WHAT THE EXERCISE ASKS: Omit the pictures from the entries below and retype everything else exactly.

PROVIDED RECORDS:
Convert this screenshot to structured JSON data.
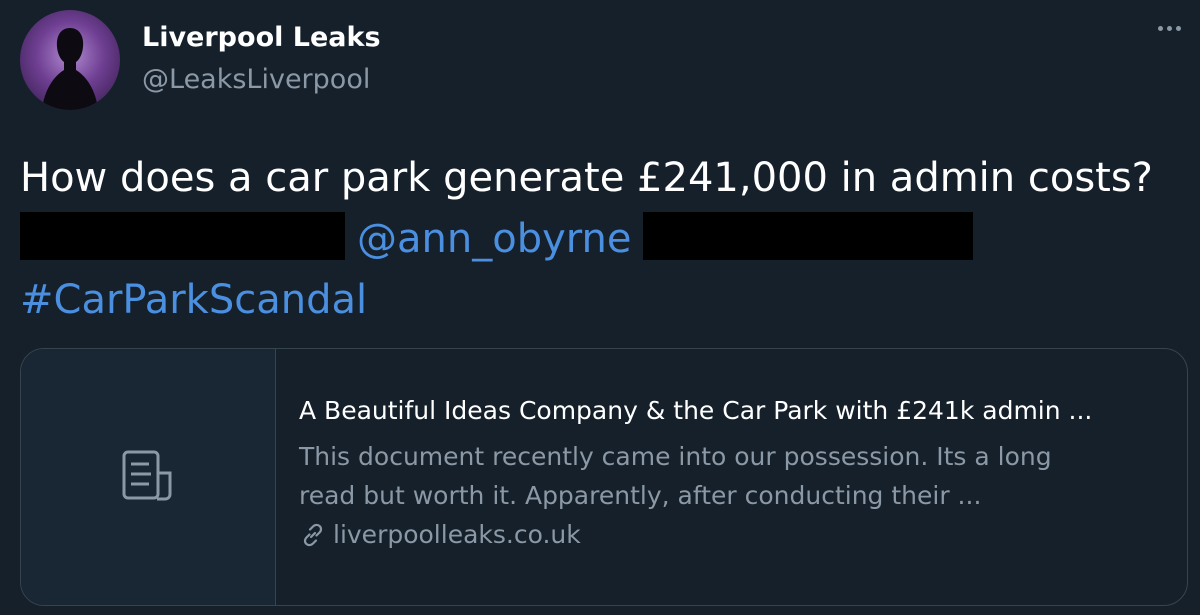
{
  "author": {
    "display_name": "Liverpool Leaks",
    "handle": "@LeaksLiverpool",
    "avatar_icon": "silhouette-avatar"
  },
  "more_icon": "more-horizontal-icon",
  "tweet": {
    "line1": "How does a car park generate £241,000 in admin costs?",
    "mention": "@ann_obyrne",
    "hashtag": "#CarParkScandal"
  },
  "card": {
    "thumb_icon": "document-icon",
    "title": "A Beautiful Ideas Company & the Car Park with £241k admin ...",
    "description_line1": "This document recently came into our possession.  Its a long",
    "description_line2": "read but worth it.  Apparently, after conducting their ...",
    "domain_icon": "link-icon",
    "domain": "liverpoolleaks.co.uk"
  },
  "colors": {
    "background": "#15202b",
    "link": "#4a8fe0",
    "secondary_text": "#8b98a5",
    "border": "#38444d"
  }
}
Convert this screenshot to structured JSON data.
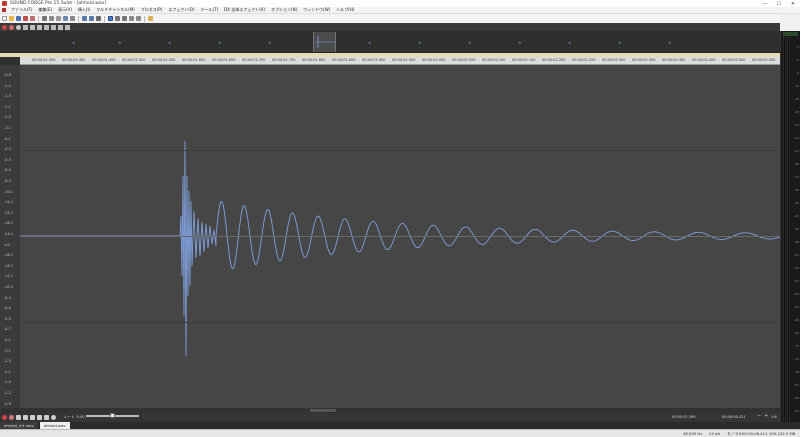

OUTPUT OF THE EXERCISE:
Convert this screenshot to structured JSON data.
{
  "author": {
    "display_name": "Liverpool Leaks",
    "handle": "@LeaksLiverpool",
    "avatar_icon": "silhouette-avatar"
  },
  "more_icon": "more-horizontal-icon",
  "tweet": {
    "line1": "How does a car park generate £241,000 in admin costs?",
    "mention": "@ann_obyrne",
    "hashtag": "#CarParkScandal"
  },
  "card": {
    "thumb_icon": "document-icon",
    "title": "A Beautiful Ideas Company & the Car Park with £241k admin ...",
    "description_line1": "This document recently came into our possession.  Its a long",
    "description_line2": "read but worth it.  Apparently, after conducting their ...",
    "domain_icon": "link-icon",
    "domain": "liverpoolleaks.co.uk"
  },
  "colors": {
    "background": "#15202b",
    "link": "#4a8fe0",
    "secondary_text": "#8b98a5",
    "border": "#38444d"
  }
}
Convert this screenshot to structured JSON data.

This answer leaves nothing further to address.